Go through the entries and count the lines with the string "this" in them. Give only that number.

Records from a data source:
_ _ _
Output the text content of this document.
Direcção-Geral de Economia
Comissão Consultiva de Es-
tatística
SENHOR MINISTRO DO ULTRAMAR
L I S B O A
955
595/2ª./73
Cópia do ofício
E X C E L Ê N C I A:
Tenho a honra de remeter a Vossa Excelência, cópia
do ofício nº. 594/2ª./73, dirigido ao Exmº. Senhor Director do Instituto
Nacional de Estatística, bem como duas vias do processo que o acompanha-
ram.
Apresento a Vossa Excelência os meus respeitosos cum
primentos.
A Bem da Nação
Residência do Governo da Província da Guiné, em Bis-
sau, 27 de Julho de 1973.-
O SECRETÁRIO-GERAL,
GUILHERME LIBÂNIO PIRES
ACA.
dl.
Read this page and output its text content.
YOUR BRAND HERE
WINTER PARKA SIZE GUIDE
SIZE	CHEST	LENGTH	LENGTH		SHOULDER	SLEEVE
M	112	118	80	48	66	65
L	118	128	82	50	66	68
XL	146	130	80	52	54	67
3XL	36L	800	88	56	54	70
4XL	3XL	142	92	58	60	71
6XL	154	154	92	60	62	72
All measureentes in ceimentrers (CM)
_ _ _
§ **Written reply**: 2